Please extract every line of the listing below and reproduce each one unchanged.
-- BEGIN RECORDS SHOWN --
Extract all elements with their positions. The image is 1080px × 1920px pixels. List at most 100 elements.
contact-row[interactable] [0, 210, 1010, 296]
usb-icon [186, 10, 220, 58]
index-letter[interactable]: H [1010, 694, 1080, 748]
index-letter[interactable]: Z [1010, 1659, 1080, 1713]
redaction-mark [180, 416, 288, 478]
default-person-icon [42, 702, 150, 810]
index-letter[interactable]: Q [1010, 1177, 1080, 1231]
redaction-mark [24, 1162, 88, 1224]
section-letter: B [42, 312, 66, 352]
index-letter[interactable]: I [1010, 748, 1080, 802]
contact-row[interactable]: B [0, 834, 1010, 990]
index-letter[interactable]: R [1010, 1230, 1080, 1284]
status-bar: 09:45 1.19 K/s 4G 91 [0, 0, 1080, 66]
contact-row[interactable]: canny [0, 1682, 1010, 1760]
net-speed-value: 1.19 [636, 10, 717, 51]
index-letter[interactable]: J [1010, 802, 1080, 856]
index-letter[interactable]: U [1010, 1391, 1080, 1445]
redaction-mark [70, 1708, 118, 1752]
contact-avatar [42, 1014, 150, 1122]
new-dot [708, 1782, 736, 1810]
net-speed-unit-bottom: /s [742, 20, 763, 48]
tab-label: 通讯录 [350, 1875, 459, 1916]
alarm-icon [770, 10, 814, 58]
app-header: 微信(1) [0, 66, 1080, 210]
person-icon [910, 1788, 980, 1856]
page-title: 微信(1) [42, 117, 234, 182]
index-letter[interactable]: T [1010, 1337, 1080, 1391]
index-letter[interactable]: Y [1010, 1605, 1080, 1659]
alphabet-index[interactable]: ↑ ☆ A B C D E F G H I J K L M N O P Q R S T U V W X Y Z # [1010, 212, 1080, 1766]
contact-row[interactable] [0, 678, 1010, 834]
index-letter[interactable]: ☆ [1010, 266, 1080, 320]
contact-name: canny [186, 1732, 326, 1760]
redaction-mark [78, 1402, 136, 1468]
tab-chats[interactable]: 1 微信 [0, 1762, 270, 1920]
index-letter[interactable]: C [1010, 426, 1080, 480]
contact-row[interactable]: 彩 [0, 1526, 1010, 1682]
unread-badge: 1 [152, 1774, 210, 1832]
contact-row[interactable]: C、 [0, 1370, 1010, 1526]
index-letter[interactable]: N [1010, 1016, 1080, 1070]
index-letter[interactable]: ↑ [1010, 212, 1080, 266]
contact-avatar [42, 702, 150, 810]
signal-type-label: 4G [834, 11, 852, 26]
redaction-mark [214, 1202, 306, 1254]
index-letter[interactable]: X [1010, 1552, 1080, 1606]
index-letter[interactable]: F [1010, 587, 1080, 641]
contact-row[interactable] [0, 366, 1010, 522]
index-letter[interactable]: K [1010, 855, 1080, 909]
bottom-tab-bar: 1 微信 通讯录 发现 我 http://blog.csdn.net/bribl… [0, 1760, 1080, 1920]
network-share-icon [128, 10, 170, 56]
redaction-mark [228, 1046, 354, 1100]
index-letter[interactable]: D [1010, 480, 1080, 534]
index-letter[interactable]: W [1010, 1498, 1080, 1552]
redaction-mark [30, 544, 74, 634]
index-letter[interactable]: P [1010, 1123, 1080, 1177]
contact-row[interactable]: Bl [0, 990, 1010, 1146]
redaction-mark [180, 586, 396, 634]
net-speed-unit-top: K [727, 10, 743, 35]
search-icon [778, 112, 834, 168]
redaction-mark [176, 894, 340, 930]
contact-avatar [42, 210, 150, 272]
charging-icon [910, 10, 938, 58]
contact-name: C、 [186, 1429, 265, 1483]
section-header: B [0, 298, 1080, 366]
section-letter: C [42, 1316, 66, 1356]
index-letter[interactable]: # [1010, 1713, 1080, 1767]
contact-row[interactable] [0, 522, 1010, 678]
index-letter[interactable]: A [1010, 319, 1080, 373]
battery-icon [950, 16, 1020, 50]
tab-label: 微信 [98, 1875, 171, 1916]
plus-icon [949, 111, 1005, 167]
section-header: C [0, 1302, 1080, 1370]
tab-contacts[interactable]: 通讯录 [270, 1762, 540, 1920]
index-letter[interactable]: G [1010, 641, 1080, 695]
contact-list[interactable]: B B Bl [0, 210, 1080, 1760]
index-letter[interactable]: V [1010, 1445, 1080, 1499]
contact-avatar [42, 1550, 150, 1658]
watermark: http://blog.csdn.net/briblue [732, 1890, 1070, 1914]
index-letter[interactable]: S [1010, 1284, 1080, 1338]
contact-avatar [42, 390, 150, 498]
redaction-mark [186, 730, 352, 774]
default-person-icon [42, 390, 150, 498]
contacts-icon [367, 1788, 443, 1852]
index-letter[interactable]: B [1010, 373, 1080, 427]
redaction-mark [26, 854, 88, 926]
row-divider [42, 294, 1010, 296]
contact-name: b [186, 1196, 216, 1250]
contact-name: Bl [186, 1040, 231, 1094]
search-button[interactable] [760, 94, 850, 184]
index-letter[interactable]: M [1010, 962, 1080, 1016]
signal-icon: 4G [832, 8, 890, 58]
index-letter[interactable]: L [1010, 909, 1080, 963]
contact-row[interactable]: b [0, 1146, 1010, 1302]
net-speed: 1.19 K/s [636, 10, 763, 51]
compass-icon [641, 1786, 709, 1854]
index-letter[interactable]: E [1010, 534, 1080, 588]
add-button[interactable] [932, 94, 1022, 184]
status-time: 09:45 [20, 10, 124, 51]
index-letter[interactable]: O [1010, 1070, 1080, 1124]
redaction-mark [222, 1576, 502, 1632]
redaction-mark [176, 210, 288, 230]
-- END RECORDS SHOWN --
REPLY
Extract all elements with their positions. The image is 1080px × 1920px pixels. List at most 100 elements.
contact-row[interactable] [0, 210, 1010, 296]
usb-icon [186, 10, 220, 58]
index-letter[interactable]: H [1010, 694, 1080, 748]
index-letter[interactable]: Z [1010, 1659, 1080, 1713]
redaction-mark [180, 416, 288, 478]
default-person-icon [42, 702, 150, 810]
index-letter[interactable]: Q [1010, 1177, 1080, 1231]
redaction-mark [24, 1162, 88, 1224]
section-letter: B [42, 312, 66, 352]
index-letter[interactable]: I [1010, 748, 1080, 802]
contact-row[interactable]: B [0, 834, 1010, 990]
index-letter[interactable]: R [1010, 1230, 1080, 1284]
status-bar: 09:45 1.19 K/s 4G 91 [0, 0, 1080, 66]
contact-row[interactable]: canny [0, 1682, 1010, 1760]
net-speed-value: 1.19 [636, 10, 717, 51]
index-letter[interactable]: J [1010, 802, 1080, 856]
index-letter[interactable]: U [1010, 1391, 1080, 1445]
redaction-mark [70, 1708, 118, 1752]
contact-avatar [42, 1014, 150, 1122]
new-dot [708, 1782, 736, 1810]
net-speed-unit-bottom: /s [742, 20, 763, 48]
tab-label: 通讯录 [350, 1875, 459, 1916]
alarm-icon [770, 10, 814, 58]
app-header: 微信(1) [0, 66, 1080, 210]
person-icon [910, 1788, 980, 1856]
page-title: 微信(1) [42, 117, 234, 182]
index-letter[interactable]: T [1010, 1337, 1080, 1391]
index-letter[interactable]: Y [1010, 1605, 1080, 1659]
alphabet-index[interactable]: ↑ ☆ A B C D E F G H I J K L M N O P Q R S T U V W X Y Z # [1010, 212, 1080, 1766]
contact-row[interactable] [0, 678, 1010, 834]
index-letter[interactable]: ☆ [1010, 266, 1080, 320]
contact-name: canny [186, 1732, 326, 1760]
redaction-mark [78, 1402, 136, 1468]
tab-chats[interactable]: 1 微信 [0, 1762, 270, 1920]
index-letter[interactable]: C [1010, 426, 1080, 480]
contact-row[interactable]: 彩 [0, 1526, 1010, 1682]
unread-badge: 1 [152, 1774, 210, 1832]
contact-row[interactable]: C、 [0, 1370, 1010, 1526]
index-letter[interactable]: N [1010, 1016, 1080, 1070]
index-letter[interactable]: ↑ [1010, 212, 1080, 266]
contact-avatar [42, 702, 150, 810]
signal-type-label: 4G [834, 11, 852, 26]
redaction-mark [214, 1202, 306, 1254]
index-letter[interactable]: X [1010, 1552, 1080, 1606]
index-letter[interactable]: F [1010, 587, 1080, 641]
contact-row[interactable] [0, 366, 1010, 522]
index-letter[interactable]: K [1010, 855, 1080, 909]
bottom-tab-bar: 1 微信 通讯录 发现 我 http://blog.csdn.net/bribl… [0, 1760, 1080, 1920]
network-share-icon [128, 10, 170, 56]
redaction-mark [228, 1046, 354, 1100]
index-letter[interactable]: D [1010, 480, 1080, 534]
index-letter[interactable]: W [1010, 1498, 1080, 1552]
redaction-mark [30, 544, 74, 634]
index-letter[interactable]: P [1010, 1123, 1080, 1177]
contact-row[interactable]: Bl [0, 990, 1010, 1146]
redaction-mark [180, 586, 396, 634]
net-speed-unit-top: K [727, 10, 743, 35]
search-icon [778, 112, 834, 168]
redaction-mark [176, 894, 340, 930]
contact-avatar [42, 210, 150, 272]
charging-icon [910, 10, 938, 58]
contact-name: C、 [186, 1429, 265, 1483]
section-header: B [0, 298, 1080, 366]
section-letter: C [42, 1316, 66, 1356]
index-letter[interactable]: # [1010, 1713, 1080, 1767]
contact-row[interactable] [0, 522, 1010, 678]
index-letter[interactable]: A [1010, 319, 1080, 373]
battery-icon [950, 16, 1020, 50]
tab-label: 微信 [98, 1875, 171, 1916]
plus-icon [949, 111, 1005, 167]
section-header: C [0, 1302, 1080, 1370]
tab-contacts[interactable]: 通讯录 [270, 1762, 540, 1920]
index-letter[interactable]: G [1010, 641, 1080, 695]
contact-list[interactable]: B B Bl [0, 210, 1080, 1760]
index-letter[interactable]: V [1010, 1445, 1080, 1499]
contact-avatar [42, 1550, 150, 1658]
watermark: http://blog.csdn.net/briblue [732, 1890, 1070, 1914]
index-letter[interactable]: S [1010, 1284, 1080, 1338]
contact-avatar [42, 390, 150, 498]
redaction-mark [186, 730, 352, 774]
default-person-icon [42, 390, 150, 498]
contacts-icon [367, 1788, 443, 1852]
index-letter[interactable]: B [1010, 373, 1080, 427]
redaction-mark [26, 854, 88, 926]
row-divider [42, 294, 1010, 296]
contact-name: b [186, 1196, 216, 1250]
contact-name: Bl [186, 1040, 231, 1094]
search-button[interactable] [760, 94, 850, 184]
index-letter[interactable]: M [1010, 962, 1080, 1016]
signal-icon: 4G [832, 8, 890, 58]
index-letter[interactable]: L [1010, 909, 1080, 963]
contact-row[interactable]: b [0, 1146, 1010, 1302]
net-speed: 1.19 K/s [636, 10, 763, 51]
compass-icon [641, 1786, 709, 1854]
index-letter[interactable]: E [1010, 534, 1080, 588]
add-button[interactable] [932, 94, 1022, 184]
status-time: 09:45 [20, 10, 124, 51]
index-letter[interactable]: O [1010, 1070, 1080, 1124]
redaction-mark [222, 1576, 502, 1632]
redaction-mark [176, 210, 288, 230]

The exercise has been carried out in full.